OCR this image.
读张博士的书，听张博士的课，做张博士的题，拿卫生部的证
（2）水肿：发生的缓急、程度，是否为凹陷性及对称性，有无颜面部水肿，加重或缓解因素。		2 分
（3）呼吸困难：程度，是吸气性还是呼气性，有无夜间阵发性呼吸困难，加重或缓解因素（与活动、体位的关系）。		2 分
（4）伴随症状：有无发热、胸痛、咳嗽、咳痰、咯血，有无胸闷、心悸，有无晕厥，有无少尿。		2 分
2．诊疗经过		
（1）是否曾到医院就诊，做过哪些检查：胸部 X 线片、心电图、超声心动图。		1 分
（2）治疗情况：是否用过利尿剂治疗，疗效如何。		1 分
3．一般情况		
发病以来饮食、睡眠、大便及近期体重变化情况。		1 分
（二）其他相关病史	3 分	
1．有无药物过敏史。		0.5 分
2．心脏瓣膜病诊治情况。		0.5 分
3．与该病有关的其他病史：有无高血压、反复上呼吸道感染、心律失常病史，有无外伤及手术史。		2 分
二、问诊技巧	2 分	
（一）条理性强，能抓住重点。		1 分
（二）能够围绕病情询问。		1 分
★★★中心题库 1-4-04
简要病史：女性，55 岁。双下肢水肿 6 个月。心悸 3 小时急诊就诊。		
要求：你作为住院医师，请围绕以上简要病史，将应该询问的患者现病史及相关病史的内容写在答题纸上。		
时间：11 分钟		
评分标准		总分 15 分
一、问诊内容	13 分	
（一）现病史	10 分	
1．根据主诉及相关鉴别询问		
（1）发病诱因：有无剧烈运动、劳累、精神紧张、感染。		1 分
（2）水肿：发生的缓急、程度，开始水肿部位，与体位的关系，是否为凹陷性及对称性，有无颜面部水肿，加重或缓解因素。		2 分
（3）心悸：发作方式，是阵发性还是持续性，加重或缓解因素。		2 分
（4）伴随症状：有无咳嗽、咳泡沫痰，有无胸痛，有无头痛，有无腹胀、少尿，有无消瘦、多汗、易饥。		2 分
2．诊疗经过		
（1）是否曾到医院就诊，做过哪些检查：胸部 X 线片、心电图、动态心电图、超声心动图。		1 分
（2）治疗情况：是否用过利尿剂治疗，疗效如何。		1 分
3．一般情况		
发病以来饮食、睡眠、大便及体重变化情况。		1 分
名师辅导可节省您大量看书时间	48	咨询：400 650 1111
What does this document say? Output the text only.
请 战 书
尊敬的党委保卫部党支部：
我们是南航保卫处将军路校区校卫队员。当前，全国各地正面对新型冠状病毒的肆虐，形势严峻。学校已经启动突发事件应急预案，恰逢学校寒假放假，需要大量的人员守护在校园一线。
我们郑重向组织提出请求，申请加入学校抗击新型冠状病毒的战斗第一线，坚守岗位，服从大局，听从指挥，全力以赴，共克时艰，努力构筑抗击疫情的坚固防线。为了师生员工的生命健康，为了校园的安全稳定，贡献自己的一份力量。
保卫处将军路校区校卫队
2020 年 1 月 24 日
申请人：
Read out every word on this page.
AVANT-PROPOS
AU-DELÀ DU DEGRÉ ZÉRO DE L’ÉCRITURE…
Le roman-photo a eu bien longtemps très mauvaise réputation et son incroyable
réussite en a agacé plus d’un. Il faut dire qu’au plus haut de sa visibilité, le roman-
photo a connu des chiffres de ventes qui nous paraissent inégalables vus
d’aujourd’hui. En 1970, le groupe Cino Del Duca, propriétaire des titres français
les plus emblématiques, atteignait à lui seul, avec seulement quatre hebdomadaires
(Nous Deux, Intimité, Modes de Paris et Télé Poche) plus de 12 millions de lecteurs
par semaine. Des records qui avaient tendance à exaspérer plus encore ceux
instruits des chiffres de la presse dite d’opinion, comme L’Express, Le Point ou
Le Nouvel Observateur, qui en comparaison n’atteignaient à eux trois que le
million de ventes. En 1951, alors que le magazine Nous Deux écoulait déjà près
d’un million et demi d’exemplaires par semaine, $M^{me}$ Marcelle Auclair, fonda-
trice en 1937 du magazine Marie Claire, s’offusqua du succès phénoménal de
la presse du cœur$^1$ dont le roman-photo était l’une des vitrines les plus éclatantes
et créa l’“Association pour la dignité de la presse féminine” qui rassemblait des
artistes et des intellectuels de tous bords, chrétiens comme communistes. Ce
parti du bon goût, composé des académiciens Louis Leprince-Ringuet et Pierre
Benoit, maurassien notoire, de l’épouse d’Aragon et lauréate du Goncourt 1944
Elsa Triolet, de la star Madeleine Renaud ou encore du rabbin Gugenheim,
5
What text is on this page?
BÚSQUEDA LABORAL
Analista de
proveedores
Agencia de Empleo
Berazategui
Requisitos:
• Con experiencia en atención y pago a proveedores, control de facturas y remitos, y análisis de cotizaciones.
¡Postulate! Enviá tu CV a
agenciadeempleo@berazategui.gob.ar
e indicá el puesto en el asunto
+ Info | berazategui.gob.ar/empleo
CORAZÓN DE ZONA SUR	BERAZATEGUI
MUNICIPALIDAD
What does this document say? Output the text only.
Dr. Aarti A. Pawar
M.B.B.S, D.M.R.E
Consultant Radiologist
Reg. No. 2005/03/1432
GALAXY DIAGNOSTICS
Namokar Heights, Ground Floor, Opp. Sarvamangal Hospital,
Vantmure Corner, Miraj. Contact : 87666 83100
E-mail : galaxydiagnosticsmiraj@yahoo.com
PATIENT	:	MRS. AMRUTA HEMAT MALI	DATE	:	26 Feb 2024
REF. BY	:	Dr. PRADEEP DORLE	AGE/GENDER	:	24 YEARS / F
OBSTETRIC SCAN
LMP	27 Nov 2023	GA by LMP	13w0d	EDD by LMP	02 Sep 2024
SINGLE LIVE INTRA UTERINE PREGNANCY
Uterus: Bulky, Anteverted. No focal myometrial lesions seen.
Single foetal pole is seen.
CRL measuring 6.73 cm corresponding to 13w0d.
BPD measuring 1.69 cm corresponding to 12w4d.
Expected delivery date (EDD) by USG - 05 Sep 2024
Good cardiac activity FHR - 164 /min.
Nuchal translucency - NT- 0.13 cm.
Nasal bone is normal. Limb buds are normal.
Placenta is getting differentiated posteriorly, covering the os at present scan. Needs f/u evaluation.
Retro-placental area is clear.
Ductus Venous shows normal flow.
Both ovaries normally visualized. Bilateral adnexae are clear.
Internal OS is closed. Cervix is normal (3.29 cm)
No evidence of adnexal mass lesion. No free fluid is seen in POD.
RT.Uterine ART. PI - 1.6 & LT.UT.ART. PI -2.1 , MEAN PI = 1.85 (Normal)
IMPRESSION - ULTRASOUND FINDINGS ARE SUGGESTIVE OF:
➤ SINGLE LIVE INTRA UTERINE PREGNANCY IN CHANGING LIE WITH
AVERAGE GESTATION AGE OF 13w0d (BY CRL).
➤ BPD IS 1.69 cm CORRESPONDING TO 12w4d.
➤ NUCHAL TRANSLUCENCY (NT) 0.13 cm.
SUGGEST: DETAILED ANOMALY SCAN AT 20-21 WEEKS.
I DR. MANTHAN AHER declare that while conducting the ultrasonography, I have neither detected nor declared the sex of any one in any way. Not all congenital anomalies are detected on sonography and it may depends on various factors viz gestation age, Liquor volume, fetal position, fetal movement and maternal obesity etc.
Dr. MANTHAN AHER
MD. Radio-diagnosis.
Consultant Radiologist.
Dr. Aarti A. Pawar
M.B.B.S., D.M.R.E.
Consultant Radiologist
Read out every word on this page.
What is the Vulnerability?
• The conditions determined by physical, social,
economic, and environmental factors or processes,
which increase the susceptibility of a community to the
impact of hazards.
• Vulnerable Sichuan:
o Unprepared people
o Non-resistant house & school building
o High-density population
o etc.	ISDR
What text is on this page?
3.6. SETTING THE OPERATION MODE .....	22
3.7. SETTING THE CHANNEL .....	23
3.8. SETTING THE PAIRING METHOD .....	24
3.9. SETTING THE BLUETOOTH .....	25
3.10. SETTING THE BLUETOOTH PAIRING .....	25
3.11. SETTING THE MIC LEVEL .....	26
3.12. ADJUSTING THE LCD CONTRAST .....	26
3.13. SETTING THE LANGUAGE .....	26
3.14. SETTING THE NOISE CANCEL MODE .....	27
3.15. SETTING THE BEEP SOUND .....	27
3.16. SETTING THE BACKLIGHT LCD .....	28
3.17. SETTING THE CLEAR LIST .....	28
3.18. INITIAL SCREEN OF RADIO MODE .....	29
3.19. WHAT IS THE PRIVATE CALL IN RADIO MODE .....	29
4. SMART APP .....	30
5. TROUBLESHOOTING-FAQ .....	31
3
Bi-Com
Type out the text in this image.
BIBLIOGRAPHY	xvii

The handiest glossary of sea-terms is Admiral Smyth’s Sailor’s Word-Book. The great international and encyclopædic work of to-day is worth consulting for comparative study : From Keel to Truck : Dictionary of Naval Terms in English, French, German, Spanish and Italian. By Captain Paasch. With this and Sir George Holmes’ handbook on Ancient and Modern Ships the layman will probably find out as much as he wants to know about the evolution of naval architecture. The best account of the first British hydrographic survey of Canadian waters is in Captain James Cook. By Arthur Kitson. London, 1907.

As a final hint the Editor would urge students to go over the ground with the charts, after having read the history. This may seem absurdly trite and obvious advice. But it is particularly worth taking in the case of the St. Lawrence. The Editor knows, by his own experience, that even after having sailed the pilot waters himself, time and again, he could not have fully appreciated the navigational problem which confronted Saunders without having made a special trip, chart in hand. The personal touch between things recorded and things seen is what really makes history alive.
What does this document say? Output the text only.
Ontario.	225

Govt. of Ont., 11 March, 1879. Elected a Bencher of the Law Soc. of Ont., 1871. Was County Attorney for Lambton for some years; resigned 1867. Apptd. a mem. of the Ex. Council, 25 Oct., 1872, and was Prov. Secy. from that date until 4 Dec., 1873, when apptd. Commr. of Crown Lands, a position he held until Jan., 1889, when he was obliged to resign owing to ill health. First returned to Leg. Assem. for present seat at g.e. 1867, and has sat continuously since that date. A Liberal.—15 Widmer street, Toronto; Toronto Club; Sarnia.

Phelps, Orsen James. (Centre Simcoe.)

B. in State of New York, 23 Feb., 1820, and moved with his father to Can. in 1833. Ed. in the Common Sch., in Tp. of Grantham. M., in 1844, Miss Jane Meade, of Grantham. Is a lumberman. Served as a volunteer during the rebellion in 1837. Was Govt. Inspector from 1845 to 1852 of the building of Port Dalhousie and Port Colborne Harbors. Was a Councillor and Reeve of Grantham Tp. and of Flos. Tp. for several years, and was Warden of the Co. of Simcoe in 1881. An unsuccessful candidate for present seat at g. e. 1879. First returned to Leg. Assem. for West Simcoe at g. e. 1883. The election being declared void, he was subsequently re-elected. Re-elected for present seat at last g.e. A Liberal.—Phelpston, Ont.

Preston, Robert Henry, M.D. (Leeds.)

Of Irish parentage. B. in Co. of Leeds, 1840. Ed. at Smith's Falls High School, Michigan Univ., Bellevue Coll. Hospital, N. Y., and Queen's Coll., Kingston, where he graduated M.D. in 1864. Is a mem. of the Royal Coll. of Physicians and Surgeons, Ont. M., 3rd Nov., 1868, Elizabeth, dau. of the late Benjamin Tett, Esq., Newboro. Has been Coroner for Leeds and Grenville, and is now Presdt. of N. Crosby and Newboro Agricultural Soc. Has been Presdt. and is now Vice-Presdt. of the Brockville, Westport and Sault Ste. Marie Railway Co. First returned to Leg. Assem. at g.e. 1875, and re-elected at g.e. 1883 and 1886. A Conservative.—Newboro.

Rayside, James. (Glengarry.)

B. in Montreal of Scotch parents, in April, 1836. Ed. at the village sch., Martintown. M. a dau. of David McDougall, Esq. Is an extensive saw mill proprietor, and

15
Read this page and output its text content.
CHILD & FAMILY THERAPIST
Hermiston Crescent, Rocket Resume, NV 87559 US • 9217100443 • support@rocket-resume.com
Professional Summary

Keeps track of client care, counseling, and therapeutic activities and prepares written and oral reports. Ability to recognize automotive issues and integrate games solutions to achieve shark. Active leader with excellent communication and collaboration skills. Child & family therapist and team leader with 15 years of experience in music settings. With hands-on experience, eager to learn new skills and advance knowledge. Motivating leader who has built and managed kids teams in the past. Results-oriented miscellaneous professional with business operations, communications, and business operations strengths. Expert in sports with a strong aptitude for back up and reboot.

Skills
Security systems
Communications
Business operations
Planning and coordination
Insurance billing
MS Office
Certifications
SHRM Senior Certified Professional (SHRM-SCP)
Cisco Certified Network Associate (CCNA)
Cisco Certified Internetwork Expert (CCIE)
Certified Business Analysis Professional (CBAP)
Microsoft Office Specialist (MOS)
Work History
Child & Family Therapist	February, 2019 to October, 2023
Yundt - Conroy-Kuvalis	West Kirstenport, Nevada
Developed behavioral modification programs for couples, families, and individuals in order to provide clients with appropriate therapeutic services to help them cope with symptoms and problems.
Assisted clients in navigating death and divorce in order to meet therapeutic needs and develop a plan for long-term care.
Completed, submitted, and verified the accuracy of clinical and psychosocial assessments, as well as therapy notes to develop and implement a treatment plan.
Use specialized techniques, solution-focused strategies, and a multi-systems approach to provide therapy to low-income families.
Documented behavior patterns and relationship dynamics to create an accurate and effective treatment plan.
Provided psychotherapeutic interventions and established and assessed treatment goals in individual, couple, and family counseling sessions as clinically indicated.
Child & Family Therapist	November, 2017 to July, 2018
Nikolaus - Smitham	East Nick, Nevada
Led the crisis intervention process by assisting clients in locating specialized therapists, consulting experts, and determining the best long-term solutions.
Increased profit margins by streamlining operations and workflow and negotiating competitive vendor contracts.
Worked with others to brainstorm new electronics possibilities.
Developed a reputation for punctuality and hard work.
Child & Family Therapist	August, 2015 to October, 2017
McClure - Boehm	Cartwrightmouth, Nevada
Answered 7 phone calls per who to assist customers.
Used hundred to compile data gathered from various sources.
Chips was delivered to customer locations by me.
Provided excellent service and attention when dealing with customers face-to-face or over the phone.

## The problem
Copy each line of the listing that includes "PAIRING".

## Answer to this problem
3.8. SETTING THE PAIRING METHOD .....	24
3.10. SETTING THE BLUETOOTH PAIRING .....	25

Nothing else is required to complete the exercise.